Supplied material start

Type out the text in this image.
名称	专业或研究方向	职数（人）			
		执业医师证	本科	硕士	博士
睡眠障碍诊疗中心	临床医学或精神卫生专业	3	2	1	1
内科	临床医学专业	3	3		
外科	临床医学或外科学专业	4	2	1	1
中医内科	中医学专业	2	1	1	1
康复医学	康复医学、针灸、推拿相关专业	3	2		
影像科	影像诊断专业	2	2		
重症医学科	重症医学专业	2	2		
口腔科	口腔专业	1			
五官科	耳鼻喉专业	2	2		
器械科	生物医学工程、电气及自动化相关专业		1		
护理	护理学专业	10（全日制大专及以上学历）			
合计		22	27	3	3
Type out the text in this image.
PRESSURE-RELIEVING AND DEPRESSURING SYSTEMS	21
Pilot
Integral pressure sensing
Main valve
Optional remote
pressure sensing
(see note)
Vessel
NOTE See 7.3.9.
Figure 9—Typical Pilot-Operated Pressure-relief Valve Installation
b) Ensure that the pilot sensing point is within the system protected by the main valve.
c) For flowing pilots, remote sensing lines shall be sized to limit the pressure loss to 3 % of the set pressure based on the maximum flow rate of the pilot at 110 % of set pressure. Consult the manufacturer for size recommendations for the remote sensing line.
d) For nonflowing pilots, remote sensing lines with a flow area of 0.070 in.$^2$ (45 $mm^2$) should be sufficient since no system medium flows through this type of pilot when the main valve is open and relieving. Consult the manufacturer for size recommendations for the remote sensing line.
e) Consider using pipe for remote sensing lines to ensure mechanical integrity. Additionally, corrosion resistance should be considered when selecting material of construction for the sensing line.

Supplied material end

:: Instruction ::
Write all of the records out again exactly.

:: Written answer ::
Type out the text in this image.
名称	专业或研究方向	职数（人）			
		执业医师证	本科	硕士	博士
睡眠障碍诊疗中心	临床医学或精神卫生专业	3	2	1	1
内科	临床医学专业	3	3		
外科	临床医学或外科学专业	4	2	1	1
中医内科	中医学专业	2	1	1	1
康复医学	康复医学、针灸、推拿相关专业	3	2		
影像科	影像诊断专业	2	2		
重症医学科	重症医学专业	2	2		
口腔科	口腔专业	1			
五官科	耳鼻喉专业	2	2		
器械科	生物医学工程、电气及自动化相关专业		1		
护理	护理学专业	10（全日制大专及以上学历）			
合计		22	27	3	3
Type out the text in this image.
PRESSURE-RELIEVING AND DEPRESSURING SYSTEMS	21
Pilot
Integral pressure sensing
Main valve
Optional remote
pressure sensing
(see note)
Vessel
NOTE See 7.3.9.
Figure 9—Typical Pilot-Operated Pressure-relief Valve Installation
b) Ensure that the pilot sensing point is within the system protected by the main valve.
c) For flowing pilots, remote sensing lines shall be sized to limit the pressure loss to 3 % of the set pressure based on the maximum flow rate of the pilot at 110 % of set pressure. Consult the manufacturer for size recommendations for the remote sensing line.
d) For nonflowing pilots, remote sensing lines with a flow area of 0.070 in.$^2$ (45 $mm^2$) should be sufficient since no system medium flows through this type of pilot when the main valve is open and relieving. Consult the manufacturer for size recommendations for the remote sensing line.
e) Consider using pipe for remote sensing lines to ensure mechanical integrity. Additionally, corrosion resistance should be considered when selecting material of construction for the sensing line.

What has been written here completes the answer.